[Task prompt]
Transcribe the lines below verbatim, skipping the images.

[Given records]

** START **

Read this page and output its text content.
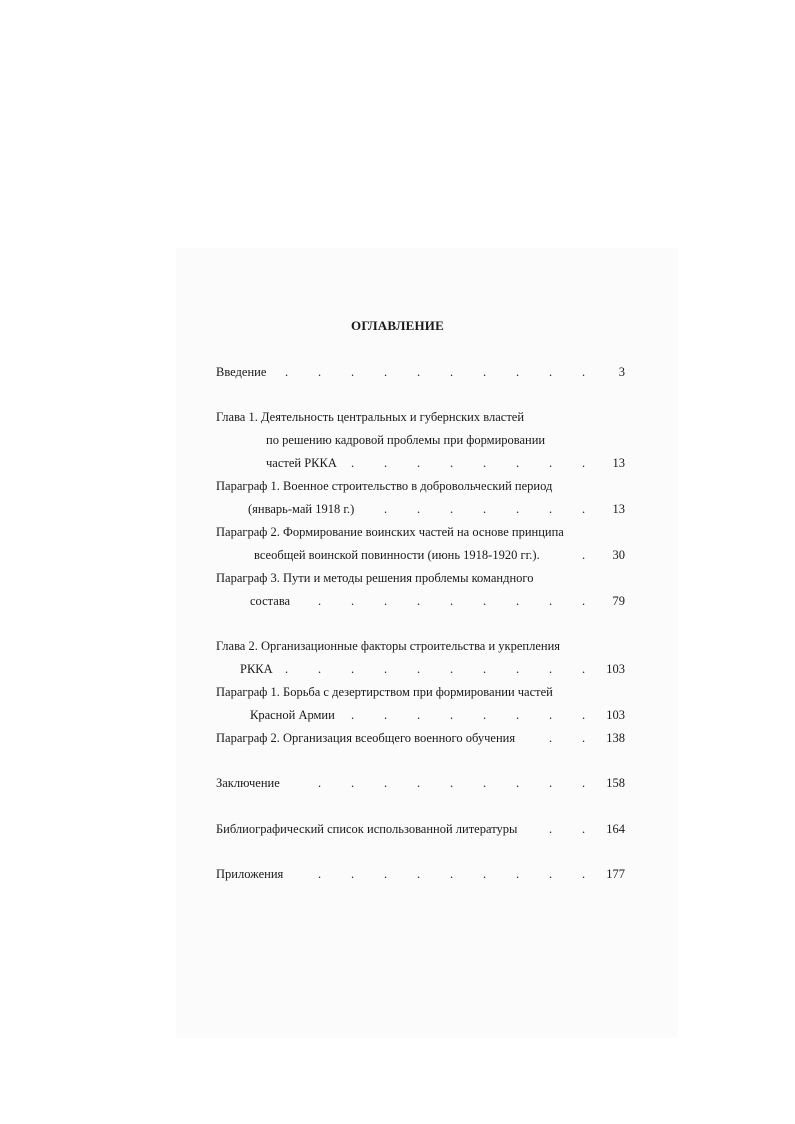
ОГЛАВЛЕНИЕ
Введение	3
Глава 1. Деятельность центральных и губернских властей
по решению кадровой проблемы при формировании
частей РККА	13
Параграф 1. Военное строительство в добровольческий период
(январь-май 1918 г.)	13
Параграф 2. Формирование воинских частей на основе принципа
всеобщей воинской повинности (июнь 1918-1920 гг.).	30
Параграф 3. Пути и методы решения проблемы командного
состава	79
Глава 2. Организационные факторы строительства и укрепления
РККА	103
Параграф 1. Борьба с дезертирством при формировании частей
Красной Армии	103
Параграф 2. Организация всеобщего военного обучения	138
Заключение	158
Библиографический список использованной литературы	164
Приложения	177
.
.
.
.
.
.
.
.
.
.
.
.
.
.
.
.
.
.
.
.
.
.
.
.
.
.
.
.
.
.
.
.
.
.
.
.
.
.
.
.
.
.
.
.
.
.
.
.
.
.
.
.
.
.
.
.
.
.
.
.
.
.
.
.
.
.
.
.
.
.
.
.
.
.
.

** END **

[Correct output]
Read this page and output its text content.
ОГЛАВЛЕНИЕ
Введение	3
Глава 1. Деятельность центральных и губернских властей
по решению кадровой проблемы при формировании
частей РККА	13
Параграф 1. Военное строительство в добровольческий период
(январь-май 1918 г.)	13
Параграф 2. Формирование воинских частей на основе принципа
всеобщей воинской повинности (июнь 1918-1920 гг.).	30
Параграф 3. Пути и методы решения проблемы командного
состава	79
Глава 2. Организационные факторы строительства и укрепления
РККА	103
Параграф 1. Борьба с дезертирством при формировании частей
Красной Армии	103
Параграф 2. Организация всеобщего военного обучения	138
Заключение	158
Библиографический список использованной литературы	164
Приложения	177
.
.
.
.
.
.
.
.
.
.
.
.
.
.
.
.
.
.
.
.
.
.
.
.
.
.
.
.
.
.
.
.
.
.
.
.
.
.
.
.
.
.
.
.
.
.
.
.
.
.
.
.
.
.
.
.
.
.
.
.
.
.
.
.
.
.
.
.
.
.
.
.
.
.
.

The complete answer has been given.